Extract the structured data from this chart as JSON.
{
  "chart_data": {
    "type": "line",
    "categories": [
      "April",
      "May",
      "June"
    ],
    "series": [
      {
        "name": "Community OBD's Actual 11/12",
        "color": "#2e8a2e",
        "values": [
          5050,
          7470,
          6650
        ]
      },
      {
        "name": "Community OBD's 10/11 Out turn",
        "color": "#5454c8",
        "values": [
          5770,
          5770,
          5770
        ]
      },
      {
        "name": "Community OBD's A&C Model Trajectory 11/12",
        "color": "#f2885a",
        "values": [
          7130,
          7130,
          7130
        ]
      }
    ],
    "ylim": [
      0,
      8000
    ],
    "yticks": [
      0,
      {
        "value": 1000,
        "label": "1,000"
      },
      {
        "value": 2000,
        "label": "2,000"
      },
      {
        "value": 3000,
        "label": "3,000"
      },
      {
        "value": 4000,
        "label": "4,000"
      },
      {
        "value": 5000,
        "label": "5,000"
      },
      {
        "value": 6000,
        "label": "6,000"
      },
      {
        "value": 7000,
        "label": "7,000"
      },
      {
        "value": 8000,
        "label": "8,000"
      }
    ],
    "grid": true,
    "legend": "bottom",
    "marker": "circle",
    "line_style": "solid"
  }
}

→ Aim of the exercise: Identify every line holding the word "label" and copy it out.

→ Solved exercise:
        "label": "1,000"
        "label": "2,000"
        "label": "3,000"
        "label": "4,000"
        "label": "5,000"
        "label": "6,000"
        "label": "7,000"
        "label": "8,000"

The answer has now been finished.